Using the listing below, please gather every line containing the word "screenshot".

━━━━

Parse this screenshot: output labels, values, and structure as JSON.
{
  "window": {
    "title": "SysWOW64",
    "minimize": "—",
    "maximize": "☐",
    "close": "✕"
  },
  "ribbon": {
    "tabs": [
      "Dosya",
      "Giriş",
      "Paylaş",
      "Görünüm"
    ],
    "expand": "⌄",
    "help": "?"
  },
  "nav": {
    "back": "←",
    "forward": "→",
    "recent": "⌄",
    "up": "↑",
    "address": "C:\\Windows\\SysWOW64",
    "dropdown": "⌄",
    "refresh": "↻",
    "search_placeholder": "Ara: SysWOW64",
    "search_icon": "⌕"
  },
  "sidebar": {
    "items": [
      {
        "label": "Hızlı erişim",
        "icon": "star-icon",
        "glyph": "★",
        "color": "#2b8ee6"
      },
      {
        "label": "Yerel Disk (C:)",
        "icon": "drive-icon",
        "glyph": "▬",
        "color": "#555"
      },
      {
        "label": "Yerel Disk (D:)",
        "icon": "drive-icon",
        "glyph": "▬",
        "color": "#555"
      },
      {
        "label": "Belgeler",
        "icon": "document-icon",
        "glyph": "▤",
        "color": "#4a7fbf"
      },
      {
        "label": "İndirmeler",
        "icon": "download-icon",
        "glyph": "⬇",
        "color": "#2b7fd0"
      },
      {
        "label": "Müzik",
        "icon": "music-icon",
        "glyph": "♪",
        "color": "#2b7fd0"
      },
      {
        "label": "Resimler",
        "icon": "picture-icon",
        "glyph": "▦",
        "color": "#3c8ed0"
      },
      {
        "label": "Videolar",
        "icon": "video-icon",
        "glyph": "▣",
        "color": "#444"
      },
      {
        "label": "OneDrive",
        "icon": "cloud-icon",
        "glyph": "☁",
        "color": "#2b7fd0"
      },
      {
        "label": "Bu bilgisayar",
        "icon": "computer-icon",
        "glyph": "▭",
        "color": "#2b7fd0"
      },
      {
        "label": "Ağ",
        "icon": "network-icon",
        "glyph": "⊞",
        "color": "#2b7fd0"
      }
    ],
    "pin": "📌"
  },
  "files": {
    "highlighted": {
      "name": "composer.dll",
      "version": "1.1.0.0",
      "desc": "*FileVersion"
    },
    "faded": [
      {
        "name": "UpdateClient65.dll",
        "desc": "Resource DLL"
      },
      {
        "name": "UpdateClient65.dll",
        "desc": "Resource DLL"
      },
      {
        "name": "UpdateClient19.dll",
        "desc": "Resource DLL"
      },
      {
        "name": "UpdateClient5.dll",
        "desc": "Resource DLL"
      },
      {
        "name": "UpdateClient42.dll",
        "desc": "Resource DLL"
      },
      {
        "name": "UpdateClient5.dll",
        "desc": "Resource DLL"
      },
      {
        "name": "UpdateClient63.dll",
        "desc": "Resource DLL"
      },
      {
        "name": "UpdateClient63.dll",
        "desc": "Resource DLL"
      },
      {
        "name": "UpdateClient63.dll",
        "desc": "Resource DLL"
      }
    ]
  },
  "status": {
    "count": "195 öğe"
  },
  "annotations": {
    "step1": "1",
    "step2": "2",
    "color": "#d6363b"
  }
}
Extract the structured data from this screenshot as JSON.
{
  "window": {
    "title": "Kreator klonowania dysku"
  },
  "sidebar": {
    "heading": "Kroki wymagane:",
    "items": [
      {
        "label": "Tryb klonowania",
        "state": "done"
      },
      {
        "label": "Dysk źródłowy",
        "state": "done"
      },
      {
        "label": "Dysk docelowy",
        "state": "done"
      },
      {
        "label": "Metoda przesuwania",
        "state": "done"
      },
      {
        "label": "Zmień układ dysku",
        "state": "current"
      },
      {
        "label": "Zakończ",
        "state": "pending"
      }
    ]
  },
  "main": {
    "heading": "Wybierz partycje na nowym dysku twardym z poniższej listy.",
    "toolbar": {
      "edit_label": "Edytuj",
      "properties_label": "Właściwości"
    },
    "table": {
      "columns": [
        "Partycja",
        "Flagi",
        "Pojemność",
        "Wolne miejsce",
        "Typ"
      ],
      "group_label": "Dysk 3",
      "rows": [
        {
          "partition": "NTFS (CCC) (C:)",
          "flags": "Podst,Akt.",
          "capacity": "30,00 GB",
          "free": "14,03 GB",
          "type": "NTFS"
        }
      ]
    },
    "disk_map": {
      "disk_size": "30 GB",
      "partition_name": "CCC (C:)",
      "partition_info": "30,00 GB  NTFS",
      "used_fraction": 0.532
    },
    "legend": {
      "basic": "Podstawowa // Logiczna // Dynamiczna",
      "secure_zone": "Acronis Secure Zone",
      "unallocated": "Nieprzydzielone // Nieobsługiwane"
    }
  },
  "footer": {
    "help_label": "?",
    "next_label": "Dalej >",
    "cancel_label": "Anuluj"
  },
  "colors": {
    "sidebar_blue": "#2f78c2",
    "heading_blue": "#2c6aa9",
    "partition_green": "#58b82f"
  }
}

━━━━

Exercise solution =
Parse this screenshot: output labels, values, and structure as JSON.
Extract the structured data from this screenshot as JSON.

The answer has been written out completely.